* **Input rows**:
══════════════════════════════
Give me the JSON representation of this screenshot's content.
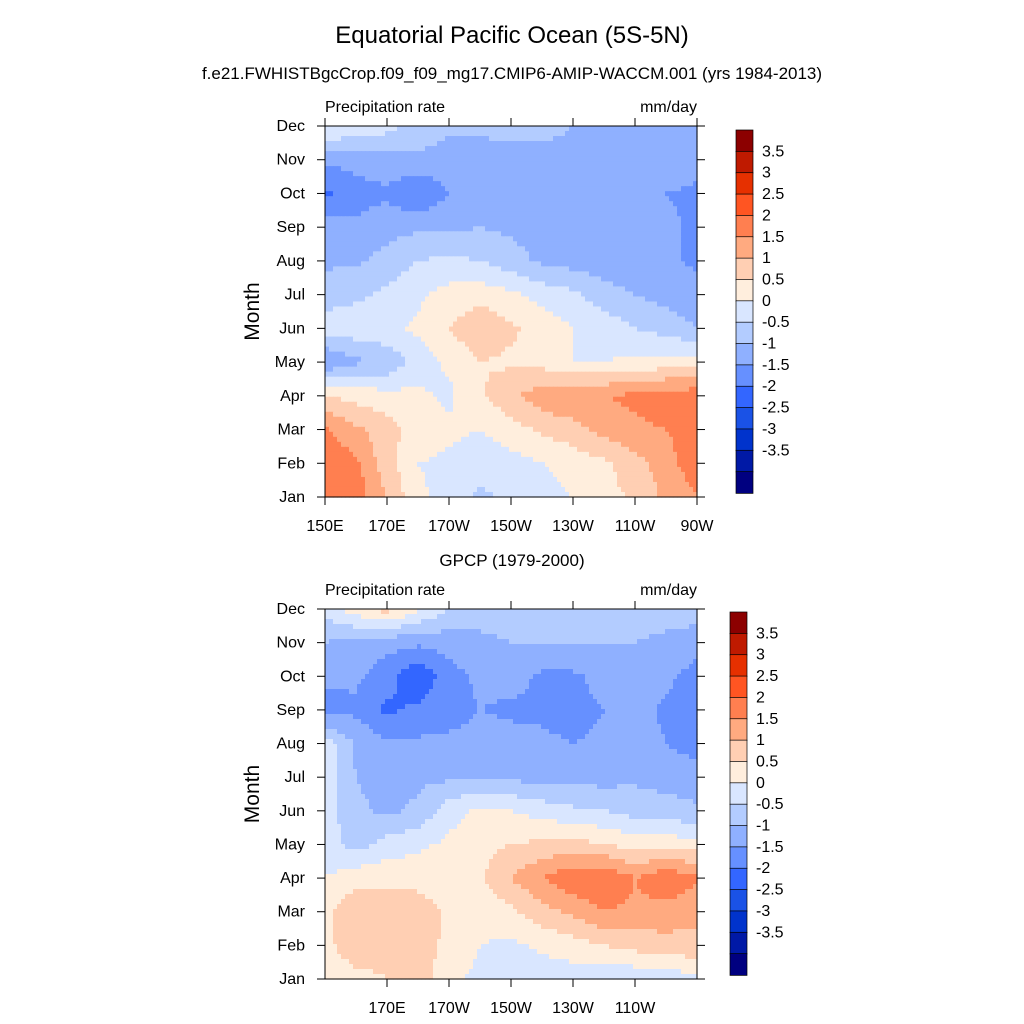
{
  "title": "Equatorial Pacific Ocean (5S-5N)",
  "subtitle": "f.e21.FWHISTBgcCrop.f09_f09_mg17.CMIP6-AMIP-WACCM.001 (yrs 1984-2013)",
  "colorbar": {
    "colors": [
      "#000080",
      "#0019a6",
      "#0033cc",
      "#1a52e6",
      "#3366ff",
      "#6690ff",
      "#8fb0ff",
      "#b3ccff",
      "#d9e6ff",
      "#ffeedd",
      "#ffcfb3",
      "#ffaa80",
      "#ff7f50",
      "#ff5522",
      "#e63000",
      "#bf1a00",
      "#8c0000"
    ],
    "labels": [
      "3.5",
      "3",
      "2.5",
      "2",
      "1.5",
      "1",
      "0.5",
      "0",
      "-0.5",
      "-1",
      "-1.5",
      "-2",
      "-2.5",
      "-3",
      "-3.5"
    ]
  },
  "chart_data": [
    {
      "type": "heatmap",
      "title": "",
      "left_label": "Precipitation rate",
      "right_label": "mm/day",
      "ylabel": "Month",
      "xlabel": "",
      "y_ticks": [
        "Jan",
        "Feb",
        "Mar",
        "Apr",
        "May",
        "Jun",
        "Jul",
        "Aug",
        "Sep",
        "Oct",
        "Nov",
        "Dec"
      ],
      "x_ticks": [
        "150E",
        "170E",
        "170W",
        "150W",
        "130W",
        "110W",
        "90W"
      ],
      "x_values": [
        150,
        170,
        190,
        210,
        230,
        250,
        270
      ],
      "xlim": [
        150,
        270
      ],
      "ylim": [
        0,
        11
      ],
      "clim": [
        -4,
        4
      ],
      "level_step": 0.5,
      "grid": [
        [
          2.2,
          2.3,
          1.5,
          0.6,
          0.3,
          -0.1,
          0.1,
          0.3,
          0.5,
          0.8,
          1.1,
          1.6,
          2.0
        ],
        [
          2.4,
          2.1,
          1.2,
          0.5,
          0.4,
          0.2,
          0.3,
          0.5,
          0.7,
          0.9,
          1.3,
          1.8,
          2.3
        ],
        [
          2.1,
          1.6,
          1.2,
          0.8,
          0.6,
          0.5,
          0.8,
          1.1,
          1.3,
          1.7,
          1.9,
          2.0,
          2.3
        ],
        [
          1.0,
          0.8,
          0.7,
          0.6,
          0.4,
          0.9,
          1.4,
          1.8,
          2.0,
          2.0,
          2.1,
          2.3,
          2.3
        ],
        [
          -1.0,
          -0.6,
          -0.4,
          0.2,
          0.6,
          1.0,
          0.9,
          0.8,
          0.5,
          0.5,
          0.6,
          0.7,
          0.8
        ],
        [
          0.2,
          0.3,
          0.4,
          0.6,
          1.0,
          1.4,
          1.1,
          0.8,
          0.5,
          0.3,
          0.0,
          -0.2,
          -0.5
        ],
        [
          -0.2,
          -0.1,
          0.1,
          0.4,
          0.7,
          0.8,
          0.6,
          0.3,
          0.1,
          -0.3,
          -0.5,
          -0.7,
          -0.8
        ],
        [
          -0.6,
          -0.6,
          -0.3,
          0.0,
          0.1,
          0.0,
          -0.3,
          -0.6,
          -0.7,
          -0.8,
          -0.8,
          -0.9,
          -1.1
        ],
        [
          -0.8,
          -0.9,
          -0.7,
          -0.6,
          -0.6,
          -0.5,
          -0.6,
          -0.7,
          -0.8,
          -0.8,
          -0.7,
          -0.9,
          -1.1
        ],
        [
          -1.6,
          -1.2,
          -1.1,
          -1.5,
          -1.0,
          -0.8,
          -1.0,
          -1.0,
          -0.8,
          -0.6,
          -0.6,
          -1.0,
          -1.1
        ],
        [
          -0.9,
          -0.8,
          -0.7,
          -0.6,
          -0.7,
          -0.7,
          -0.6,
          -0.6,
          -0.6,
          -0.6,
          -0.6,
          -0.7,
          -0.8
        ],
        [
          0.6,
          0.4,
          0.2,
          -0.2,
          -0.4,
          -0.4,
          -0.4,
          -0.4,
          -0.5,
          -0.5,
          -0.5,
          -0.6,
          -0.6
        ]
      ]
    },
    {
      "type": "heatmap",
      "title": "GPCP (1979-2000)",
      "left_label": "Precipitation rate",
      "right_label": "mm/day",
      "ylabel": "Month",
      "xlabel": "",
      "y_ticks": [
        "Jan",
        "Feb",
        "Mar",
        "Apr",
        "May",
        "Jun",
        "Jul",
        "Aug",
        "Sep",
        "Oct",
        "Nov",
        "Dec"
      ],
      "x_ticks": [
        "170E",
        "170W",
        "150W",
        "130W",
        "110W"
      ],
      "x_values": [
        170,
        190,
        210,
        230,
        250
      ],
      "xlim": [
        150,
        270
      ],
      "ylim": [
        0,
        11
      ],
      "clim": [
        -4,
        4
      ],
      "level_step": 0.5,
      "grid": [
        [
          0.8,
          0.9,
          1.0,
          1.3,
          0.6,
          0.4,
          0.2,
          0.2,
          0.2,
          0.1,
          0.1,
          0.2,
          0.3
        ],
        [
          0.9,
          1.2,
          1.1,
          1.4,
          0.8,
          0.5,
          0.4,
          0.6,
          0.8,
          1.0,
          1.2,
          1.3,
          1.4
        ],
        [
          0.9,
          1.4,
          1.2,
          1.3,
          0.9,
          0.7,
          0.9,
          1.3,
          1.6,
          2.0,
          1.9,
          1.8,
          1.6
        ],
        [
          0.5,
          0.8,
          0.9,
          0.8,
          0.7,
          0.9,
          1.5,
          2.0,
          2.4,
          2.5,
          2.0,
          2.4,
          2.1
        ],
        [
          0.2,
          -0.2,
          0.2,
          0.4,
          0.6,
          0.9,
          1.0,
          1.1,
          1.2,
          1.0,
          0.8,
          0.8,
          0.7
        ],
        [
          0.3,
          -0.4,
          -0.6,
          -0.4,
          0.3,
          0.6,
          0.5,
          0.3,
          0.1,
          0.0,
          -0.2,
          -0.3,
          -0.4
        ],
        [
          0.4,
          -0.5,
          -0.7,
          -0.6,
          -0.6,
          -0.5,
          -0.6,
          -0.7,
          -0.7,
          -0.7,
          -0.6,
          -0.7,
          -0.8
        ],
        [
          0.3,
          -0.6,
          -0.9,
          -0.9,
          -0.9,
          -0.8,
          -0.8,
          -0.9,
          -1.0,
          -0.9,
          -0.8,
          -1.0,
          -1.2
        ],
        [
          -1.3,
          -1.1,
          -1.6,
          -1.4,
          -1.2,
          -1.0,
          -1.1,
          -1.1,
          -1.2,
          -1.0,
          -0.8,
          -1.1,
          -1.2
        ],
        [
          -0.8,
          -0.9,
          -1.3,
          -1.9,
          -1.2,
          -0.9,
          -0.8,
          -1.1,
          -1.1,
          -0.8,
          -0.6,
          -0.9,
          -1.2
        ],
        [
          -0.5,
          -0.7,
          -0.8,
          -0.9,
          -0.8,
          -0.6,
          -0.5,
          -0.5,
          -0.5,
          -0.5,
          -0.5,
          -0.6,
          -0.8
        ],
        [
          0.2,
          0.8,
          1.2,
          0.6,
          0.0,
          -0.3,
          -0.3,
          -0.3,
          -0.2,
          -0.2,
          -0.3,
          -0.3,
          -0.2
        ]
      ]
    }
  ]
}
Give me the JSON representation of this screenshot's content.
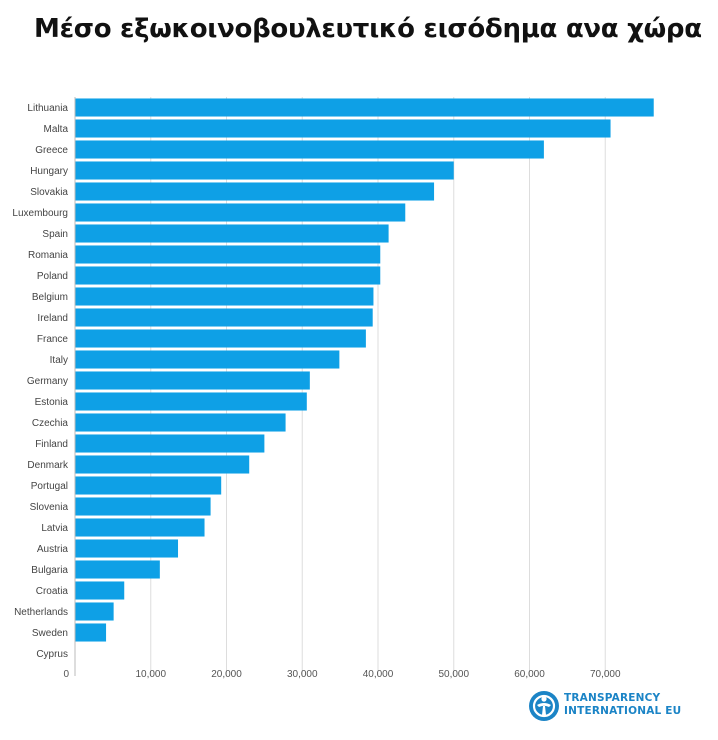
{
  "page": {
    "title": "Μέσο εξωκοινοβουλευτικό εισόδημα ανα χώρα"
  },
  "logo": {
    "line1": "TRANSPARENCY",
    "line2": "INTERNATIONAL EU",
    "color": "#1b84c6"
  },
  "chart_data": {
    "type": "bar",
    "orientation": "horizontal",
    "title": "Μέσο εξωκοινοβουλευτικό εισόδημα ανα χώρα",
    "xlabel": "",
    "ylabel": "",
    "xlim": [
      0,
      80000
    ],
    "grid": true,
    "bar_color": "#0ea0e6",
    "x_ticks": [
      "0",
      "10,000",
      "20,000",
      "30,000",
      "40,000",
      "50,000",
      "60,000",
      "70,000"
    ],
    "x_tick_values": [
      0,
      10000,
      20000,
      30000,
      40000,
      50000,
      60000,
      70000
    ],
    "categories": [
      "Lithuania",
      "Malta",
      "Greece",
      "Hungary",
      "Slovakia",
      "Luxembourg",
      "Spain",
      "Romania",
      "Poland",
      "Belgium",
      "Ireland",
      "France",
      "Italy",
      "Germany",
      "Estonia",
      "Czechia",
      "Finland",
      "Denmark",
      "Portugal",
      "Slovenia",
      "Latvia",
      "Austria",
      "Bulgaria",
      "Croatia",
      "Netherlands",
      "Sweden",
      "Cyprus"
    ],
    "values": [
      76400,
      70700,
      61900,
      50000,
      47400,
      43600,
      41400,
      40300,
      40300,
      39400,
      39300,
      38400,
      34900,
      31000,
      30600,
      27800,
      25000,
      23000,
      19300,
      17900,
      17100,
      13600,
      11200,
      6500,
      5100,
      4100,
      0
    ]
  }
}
══════════════════════════════
* **Exercise goal**: Count how many lines of the material hold the string "εξωκοινοβουλευτικό". Give the number and nothing more.

* **Written response**: 2